#### [WHAT YOU HAVE TO DO]
Exactly as they appear, output all of the records. Skip any images.
'''
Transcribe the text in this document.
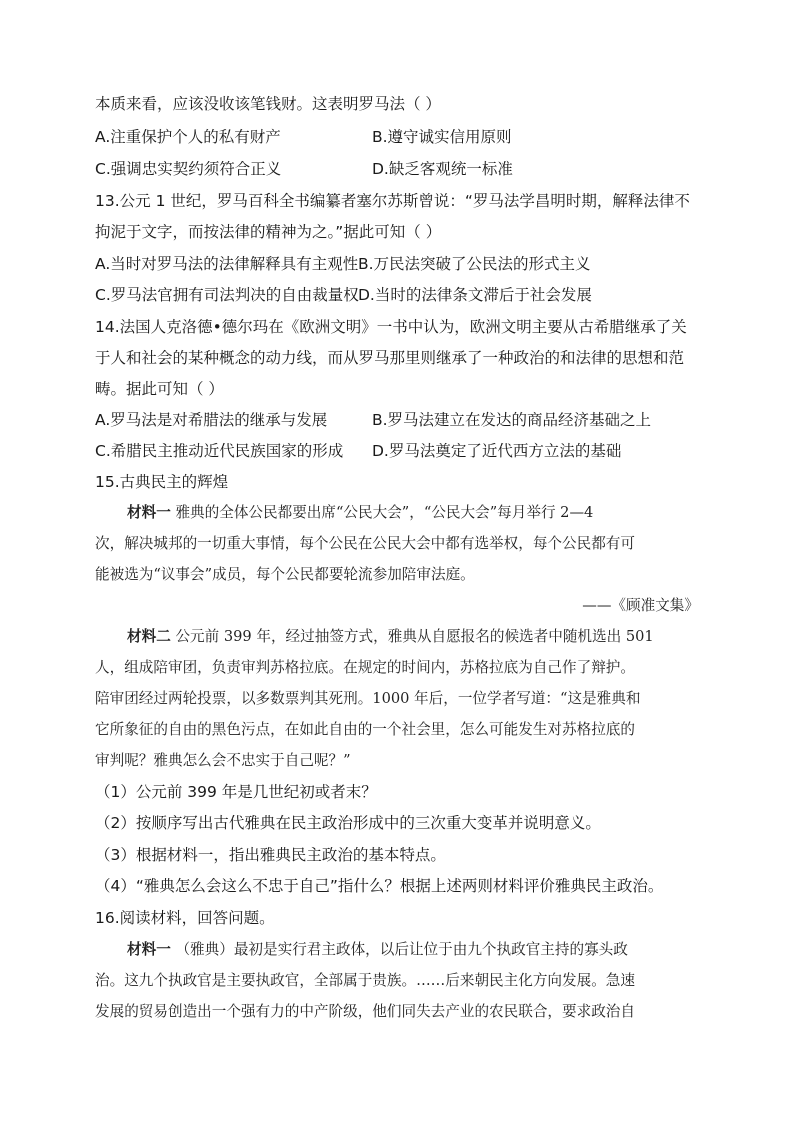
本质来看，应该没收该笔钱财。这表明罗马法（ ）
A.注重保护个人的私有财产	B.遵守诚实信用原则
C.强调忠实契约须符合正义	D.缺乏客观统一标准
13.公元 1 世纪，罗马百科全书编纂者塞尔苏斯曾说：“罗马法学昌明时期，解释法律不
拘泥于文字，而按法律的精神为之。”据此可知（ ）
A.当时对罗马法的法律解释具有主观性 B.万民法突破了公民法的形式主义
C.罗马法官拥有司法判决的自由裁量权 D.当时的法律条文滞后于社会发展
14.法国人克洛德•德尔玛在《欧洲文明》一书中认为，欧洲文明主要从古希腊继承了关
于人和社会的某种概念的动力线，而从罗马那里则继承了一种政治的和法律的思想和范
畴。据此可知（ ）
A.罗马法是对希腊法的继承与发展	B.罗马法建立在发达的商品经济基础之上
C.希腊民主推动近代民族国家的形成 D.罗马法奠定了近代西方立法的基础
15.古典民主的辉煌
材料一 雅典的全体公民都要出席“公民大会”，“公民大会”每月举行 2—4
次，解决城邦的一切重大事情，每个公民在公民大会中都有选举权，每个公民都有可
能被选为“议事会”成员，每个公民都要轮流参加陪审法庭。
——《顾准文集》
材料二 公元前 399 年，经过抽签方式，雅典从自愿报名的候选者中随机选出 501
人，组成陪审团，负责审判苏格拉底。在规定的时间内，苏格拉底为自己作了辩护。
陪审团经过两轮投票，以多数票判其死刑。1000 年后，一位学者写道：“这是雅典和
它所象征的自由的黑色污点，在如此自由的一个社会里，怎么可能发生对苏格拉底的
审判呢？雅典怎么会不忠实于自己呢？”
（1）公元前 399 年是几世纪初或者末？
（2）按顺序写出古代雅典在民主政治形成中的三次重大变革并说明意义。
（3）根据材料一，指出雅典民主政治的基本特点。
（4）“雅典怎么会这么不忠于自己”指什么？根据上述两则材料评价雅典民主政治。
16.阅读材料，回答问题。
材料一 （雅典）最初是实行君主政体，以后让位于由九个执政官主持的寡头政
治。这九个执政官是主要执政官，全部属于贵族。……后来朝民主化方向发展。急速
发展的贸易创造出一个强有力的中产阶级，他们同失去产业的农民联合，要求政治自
'''
#### [THE SOLUTION]
Transcribe the text in this document.
本质来看，应该没收该笔钱财。这表明罗马法（ ）
A.注重保护个人的私有财产	B.遵守诚实信用原则
C.强调忠实契约须符合正义	D.缺乏客观统一标准
13.公元 1 世纪，罗马百科全书编纂者塞尔苏斯曾说：“罗马法学昌明时期，解释法律不
拘泥于文字，而按法律的精神为之。”据此可知（ ）
A.当时对罗马法的法律解释具有主观性 B.万民法突破了公民法的形式主义
C.罗马法官拥有司法判决的自由裁量权 D.当时的法律条文滞后于社会发展
14.法国人克洛德•德尔玛在《欧洲文明》一书中认为，欧洲文明主要从古希腊继承了关
于人和社会的某种概念的动力线，而从罗马那里则继承了一种政治的和法律的思想和范
畴。据此可知（ ）
A.罗马法是对希腊法的继承与发展	B.罗马法建立在发达的商品经济基础之上
C.希腊民主推动近代民族国家的形成 D.罗马法奠定了近代西方立法的基础
15.古典民主的辉煌
材料一 雅典的全体公民都要出席“公民大会”，“公民大会”每月举行 2—4
次，解决城邦的一切重大事情，每个公民在公民大会中都有选举权，每个公民都有可
能被选为“议事会”成员，每个公民都要轮流参加陪审法庭。
——《顾准文集》
材料二 公元前 399 年，经过抽签方式，雅典从自愿报名的候选者中随机选出 501
人，组成陪审团，负责审判苏格拉底。在规定的时间内，苏格拉底为自己作了辩护。
陪审团经过两轮投票，以多数票判其死刑。1000 年后，一位学者写道：“这是雅典和
它所象征的自由的黑色污点，在如此自由的一个社会里，怎么可能发生对苏格拉底的
审判呢？雅典怎么会不忠实于自己呢？”
（1）公元前 399 年是几世纪初或者末？
（2）按顺序写出古代雅典在民主政治形成中的三次重大变革并说明意义。
（3）根据材料一，指出雅典民主政治的基本特点。
（4）“雅典怎么会这么不忠于自己”指什么？根据上述两则材料评价雅典民主政治。
16.阅读材料，回答问题。
材料一 （雅典）最初是实行君主政体，以后让位于由九个执政官主持的寡头政
治。这九个执政官是主要执政官，全部属于贵族。……后来朝民主化方向发展。急速
发展的贸易创造出一个强有力的中产阶级，他们同失去产业的农民联合，要求政治自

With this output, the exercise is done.